#### Set problem:
From the listing below, extract each line containing the string "label".

#### Excerpted data:
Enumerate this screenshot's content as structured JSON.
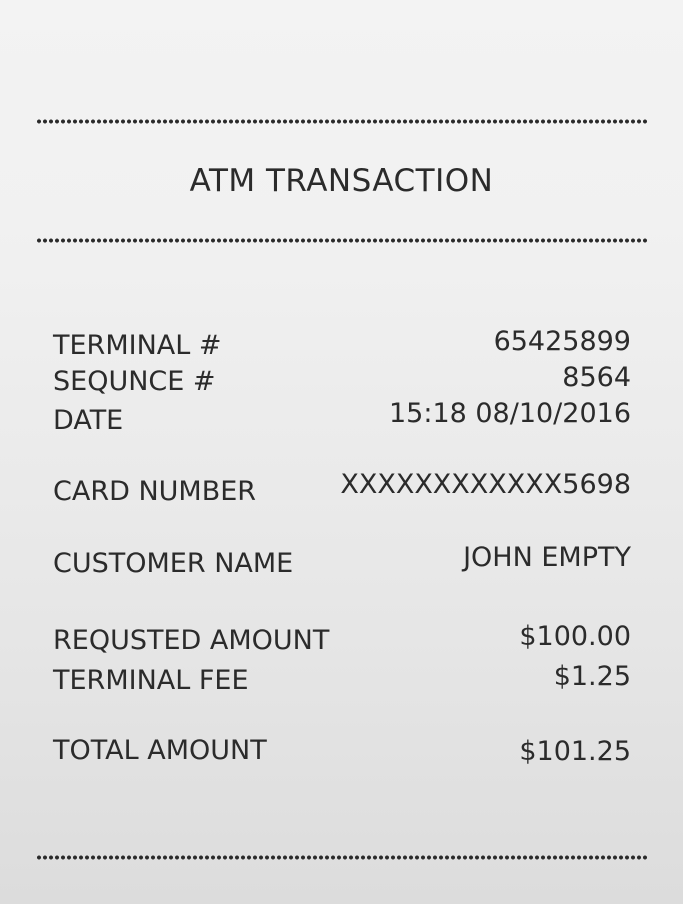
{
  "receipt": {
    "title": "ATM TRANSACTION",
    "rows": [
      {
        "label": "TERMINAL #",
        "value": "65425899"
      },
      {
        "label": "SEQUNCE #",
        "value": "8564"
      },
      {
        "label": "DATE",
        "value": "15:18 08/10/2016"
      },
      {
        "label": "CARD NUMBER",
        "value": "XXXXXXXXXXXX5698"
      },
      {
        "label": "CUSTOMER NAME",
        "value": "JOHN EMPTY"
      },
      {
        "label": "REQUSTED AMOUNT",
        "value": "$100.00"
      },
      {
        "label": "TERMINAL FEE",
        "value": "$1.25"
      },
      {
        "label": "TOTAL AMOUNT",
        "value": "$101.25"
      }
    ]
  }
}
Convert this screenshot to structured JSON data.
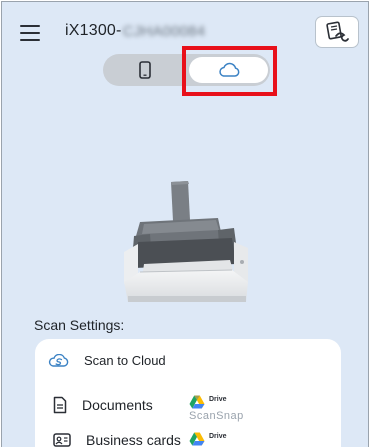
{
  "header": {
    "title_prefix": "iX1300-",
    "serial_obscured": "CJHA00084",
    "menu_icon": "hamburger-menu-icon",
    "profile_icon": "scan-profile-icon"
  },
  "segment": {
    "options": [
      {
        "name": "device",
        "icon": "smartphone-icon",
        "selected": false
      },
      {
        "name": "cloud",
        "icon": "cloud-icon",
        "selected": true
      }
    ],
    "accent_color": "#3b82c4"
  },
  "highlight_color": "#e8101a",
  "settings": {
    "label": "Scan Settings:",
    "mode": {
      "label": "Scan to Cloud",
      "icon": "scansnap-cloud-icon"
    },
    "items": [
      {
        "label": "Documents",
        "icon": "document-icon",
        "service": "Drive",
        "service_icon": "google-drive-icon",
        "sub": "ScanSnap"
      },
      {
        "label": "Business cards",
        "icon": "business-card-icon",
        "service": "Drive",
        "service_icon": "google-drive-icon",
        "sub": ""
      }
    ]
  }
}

#### Exercise result:
        "label": "TERMINAL #",
        "label": "SEQUNCE #",
        "label": "DATE",
        "label": "CARD NUMBER",
        "label": "CUSTOMER NAME",
        "label": "REQUSTED AMOUNT",
        "label": "TERMINAL FEE",
        "label": "TOTAL AMOUNT",
    "label": "Scan Settings:",
      "label": "Scan to Cloud",
        "label": "Documents",
        "label": "Business cards",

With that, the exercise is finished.